=== Problem requirements ===
Wherever the word "Single" appears in a line, copy that line.

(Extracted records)
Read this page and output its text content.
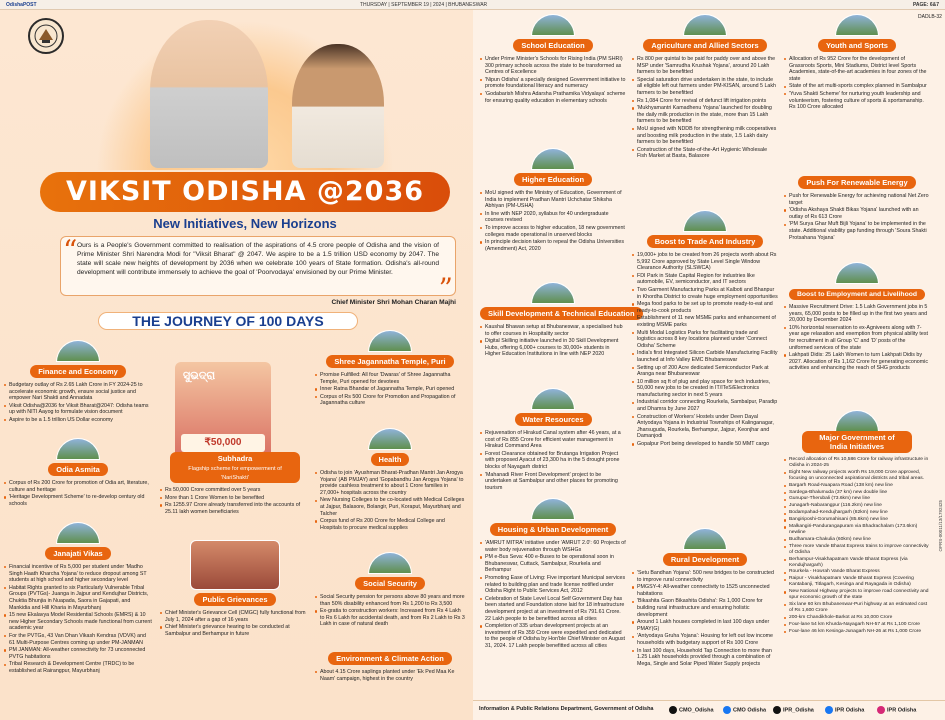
OdishaPOST	THURSDAY | SEPTEMBER 19 | 2024 | BHUBANESWAR	PAGE: 6&7
DADLB-32
VIKSIT ODISHA @2036
New Initiatives, New Horizons
“ Ours is a People's Government committed to realisation of the aspirations of 4.5 crore people of Odisha and the vision of Prime Minister Shri Narendra Modi for "Viksit Bharat" @ 2047. We aspire to be a 1.5 trillion USD economy by 2047. The state will scale new heights of development by 2036 when we celebrate 100 years of State formation. Odisha's all-round development will contribute immensely to achieve the goal of 'Poorvodaya' envisioned by our Prime Minister. ”
Chief Minister Shri Mohan Charan Majhi
THE JOURNEY OF 100 DAYS
Finance and Economy
Budgetary outlay of Rs 2.65 Lakh Crore in FY 2024-25 to accelerate economic growth, ensure social justice and empower Nari Shakti and Annadata
Viksit Odisha@2036 for Viksit Bharat@2047: Odisha teams up with NITI Aayog to formulate vision document
Aspire to be a 1.5 trillion US Dollar economy
Odia Asmita
Corpus of Rs 200 Crore for promotion of Odia art, literature, culture and heritage
'Heritage Development Scheme' to re-develop century old schools
Janajati Vikas
Financial incentive of Rs 5,000 per student under 'Madho Singh Haath Kharcha Yojana' to reduce dropout among ST students at high school and higher secondary level
Habitat Rights granted to six Particularly Vulnerable Tribal Groups (PVTGs)- Juanga in Jajpur and Kendujhar Districts, Chuktia Bhunjia in Nuapada, Saora in Gajapati, and Mankidia and Hill Kharia in Mayurbhanj
15 new Ekalavya Model Residential Schools (EMRS) & 10 new Higher Secondary Schools made functional from current academic year
For the PVTGs, 43 Van Dhan Vikash Kendras (VDVK) and 61 Multi-Purpose Centres coming up under PM-JANMAN
PM JANMAN: All-weather connectivity for 73 unconnected PVTG habitations
Tribal Research & Development Centre (TRDC) to be established at Rairangpur, Mayurbhanj
ସୁଭଦ୍ରା
₹50,000
Subhadra
Flagship scheme for empowerment of 'NariShakti'
Rs 50,000 Crore committed over 5 years
More than 1 Crore Women to be benefited
Rs 1255.97 Crore already transferred into the accounts of 25.11 lakh women beneficiaries
Public Grievances
Chief Minister's Grievance Cell (CMGC) fully functional from July 1, 2024 after a gap of 16 years
Chief Minister's grievance hearing to be conducted at Sambalpur and Berhampur in future
Shree Jagannatha Temple, Puri
Promise Fulfilled: All four 'Dwaras' of Shree Jagannatha Temple, Puri opened for devotees
Inner Ratna Bhandar of Jagannatha Temple, Puri opened
Corpus of Rs 500 Crore for Promotion and Propagation of Jagannatha culture
Health
Odisha to join 'Ayushman Bharat-Pradhan Mantri Jan Arogya Yojana' (AB PMJAY) and 'Gopabandhu Jan Arogya Yojana' to provide cashless treatment to about 1 Crore families in 27,000+ hospitals across the country
New Nursing Colleges to be co-located with Medical Colleges at Jajpur, Balasore, Bolangir, Puri, Koraput, Mayurbhanj and Talcher
Corpus fund of Rs 200 Crore for Medical College and Hospitals to procure medical supplies
Social Security
Social Security pension for persons above 80 years and more than 50% disability enhanced from Rs 1,200 to Rs 3,500
Ex-gratia to construction workers: Increased from Rs 4 Lakh to Rs 6 Lakh for accidental death, and from Rs 2 Lakh to Rs 3 Lakh in case of natural death
Environment & Climate Action
About 4.15 Crore saplings planted under 'Ek Ped Maa Ke Naam' campaign, highest in the country
School Education
Under Prime Minister's Schools for Rising India (PM SHRI) 300 primary schools across the state to be transformed as Centres of Excellence
'Nipun Odisha' a specially designed Government initiative to promote foundational literacy and numeracy
'Godabarish Mishra Adarsha Prathamika Vidyalaya' scheme for ensuring quality education in elementary schools
Higher Education
MoU signed with the Ministry of Education, Government of India to implement Pradhan Mantri Uchchatar Shiksha Abhiyan (PM-USHA)
In line with NEP 2020, syllabus for 40 undergraduate courses revised
To improve access to higher education, 18 new government colleges made operational in unserved blocks
In principle decision taken to repeal the Odisha Universities (Amendment) Act, 2020
Skill Development & Technical Education
Kaushal Bhawan setup at Bhubaneswar, a specialised hub to offer courses in Hospitality sector
Digital Skilling initiative launched in 30 Skill Development Hubs, offering 6,000+ courses to 30,000+ students in Higher Education Institutions in line with NEP 2020
Water Resources
Rejuvenation of Hirakud Canal system after 46 years, at a cost of Rs 855 Crore for efficient water management in Hirakud Command Area
Forest Clearance obtained for Brutanga Irrigation Project with proposed Ayacut of 23,300 ha in the 5 drought prone blocks of Nayagarh district
'Mahanadi River Front Development' project to be undertaken at Sambalpur and other places for promoting tourism
Housing & Urban Development
'AMRUT MITRA' initiative under 'AMRUT 2.0': 60 Projects of water body rejuvenation through WSHGs
PM e-Bus Seva: 400 e-Buses to be operational soon in Bhubaneswar, Cuttack, Sambalpur, Rourkela and Berhampur
Promoting Ease of Living: Five important Municipal services related to building plan and trade license notified under Odisha Right to Public Services Act, 2012
Celebration of State Level Local Self Government Day has been started and Foundation stone laid for 18 infrastructure development project at an investment of Rs 791.61 Crore. 22 Lakh people to be benefitted across all cities
Completion of 335 urban development projects at an investment of Rs 359 Crore were expedited and dedicated to the people of Odisha by Hon'ble Chief Minister on August 31, 2024. 17 Lakh people benefitted across all cities
Agriculture and Allied Sectors
Rs 800 per quintal to be paid for paddy over and above the MSP under 'Samrudha Krushak Yojana', around 20 Lakh farmers to be benefitted
Special saturation drive undertaken in the state, to include all eligible left out farmers under PM-KISAN, around 5 Lakh farmers to be benefitted
Rs 1,084 Crore for revival of defunct lift irrigation points
'Mukhyamantri Kamadhenu Yojana' launched for doubling the daily milk production in the state, more than 15 Lakh farmers to be benefited
MoU signed with NDDB for strengthening milk cooperatives and boosting milk production in the state, 1.5 Lakh dairy farmers to be benefitted
Construction of the State-of-the-Art Hygienic Wholesale Fish Market at Basta, Balasore
Boost to Trade And Industry
19,000+ jobs to be created from 26 projects worth about Rs 5,992 Crore approved by State Level Single Window Clearance Authority (SLSWCA)
FDI Park in State Capital Region for industries like automobile, EV, semiconductor, and IT sectors
Two Garment Manufacturing Parks at Kalboti and Bhanpur in Khordha District to create huge employment opportunities
Mega food parks to be set up to promote ready-to-eat and ready-to-cook products
Establishment of 11 new MSME parks and enhancement of existing MSME parks
Multi Modal Logistics Parks for facilitating trade and logistics across 8 key locations planned under 'Connect Odisha' Scheme
India's first Integrated Silicon Carbide Manufacturing Facility launched at Info Valley EMC Bhubaneswar
Setting up of 200 Acre dedicated Semiconductor Park at Aranga near Bhubaneswar
10 million sq ft of plug and play space for tech industries, 50,000 new jobs to be created in IT/ITeS/Electronics manufacturing sector in next 5 years
Industrial corridor connecting Rourkela, Sambalpur, Paradip and Dhamra by June 2027
Construction of Workers' Hostels under Deen Dayal Antyodaya Yojana in Industrial Townships of Kalinganagar, Jharsuguda, Rourkela, Berhampur, Jajpur, Keonjhar and Damanjodi
Gopalpur Port being developed to handle 50 MMT cargo
Rural Development
'Setu Bandhan Yojana': 500 new bridges to be constructed to improve rural connectivity
PMGSY-4: All-weather connectivity to 1525 unconnected habitations
'Bikashita Gaon Bikashita Odisha': Rs 1,000 Crore for building rural infrastructure and ensuring holistic development
Around 1 Lakh houses completed in last 100 days under PMAY(G)
'Antyodaya Gruha Yojana': Housing for left out low income households with budgetary support of Rs 100 Crore
In last 100 days, Household Tap Connection to more than 1.25 Lakh households provided through a combination of Mega, Single and Solar Piped Water Supply projects
Youth and Sports
Allocation of Rs 952 Crore for the development of Grassroots Sports, Mini Stadiums, District level Sports Academies, state-of-the-art academies in four zones of the state
State of the art multi-sports complex planned in Sambalpur
'Yuva Shakti Scheme' for nurturing youth leadership and volunteerism, fostering culture of sports & sportsmanship. Rs 100 Crore allocated
Push For Renewable Energy
Push for Renewable Energy for achieving national Net Zero target
'Odisha Akshaya Shakti Bikas Yojana' launched with an outlay of Rs 613 Crore
'PM Surya Ghar Muft Bijli Yojana' to be implemented in the state. Additional viability gap funding through 'Soura Shakti Protsahana Yojana'
Boost to Employment and Livelihood
Massive Recruitment Drive: 1.5 Lakh Government jobs in 5 years, 65,000 posts to be filled up in the first two years and 20,000 by December 2024
10% horizontal reservation to ex-Agniveers along with 7-year age relaxation and exemption from physical ability test for recruitment in all Group 'C' and 'D' posts of the uniformed services of the state
Lakhpati Didis: 25 Lakh Women to turn Lakhpati Didis by 2027. Allocation of Rs 1,162 Crore for generating economic activities and enhancing the reach of SHG products
Major Government of India Initiatives
Record allocation of Rs 10,586 Crore for railway infrastructure in Odisha in 2024-25
Eight New railway projects worth Rs 19,000 Crore approved, focusing on unconnected aspirational districts and tribal areas.
Bargarh Road-Nuapara Road (138 km) new line
Sardega-Bhalumuda (37 km) new double line
Gunupur-Therubali (73.6km) new line
Junagarh-Nabarangpur (116.2km) new line
Bodampahad-Kendujhargarh (82km) new line
Bangiriposhi-Gorumahisani (85.6km) new line
Malkangiri-Pandurangapuram via Bhadrachalam (173.6km) newline
Budhamara-Chakulia (60km) new line
Three more Vande Bharat Express trains to improve connectivity of Odisha
Berhampur-Visakhapatnam Vande Bharat Express (via Kendujhargarh)
Rourkela - Howrah Vande Bharat Express
Raipur - Visakhapatnam Vande Bharat Express (Covering Kantabanji, Titlagarh, Kesinga and Rayagada in Odisha)
New National Highway projects to improve road connectivity and spur economic growth of the state
Six lane 60 km Bhubaneswar-Puri highway at an estimated cost of Rs 1,600 Crore
200-km Chandikhole-Barkot at Rs 10,000 Crore
Four-lane 54 km Khurda-Nayagarh NH-57 at Rs 1,100 Crore
Four-lane 46 km Kesinga-Junagarh NH-26 at Rs 1,000 Crore
OPRS-00011/13/1792425
Information & Public Relations Department, Government of Odisha	CMO_Odisha	CMO Odisha	IPR_Odisha	IPR Odisha	IPR Odisha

=== Complete output ===
19,000+ jobs to be created from 26 projects worth about Rs 5,992 Crore approved by State Level Single Window Clearance Authority (SLSWCA)
In last 100 days, Household Tap Connection to more than 1.25 Lakh households provided through a combination of Mega, Single and Solar Piped Water Supply projects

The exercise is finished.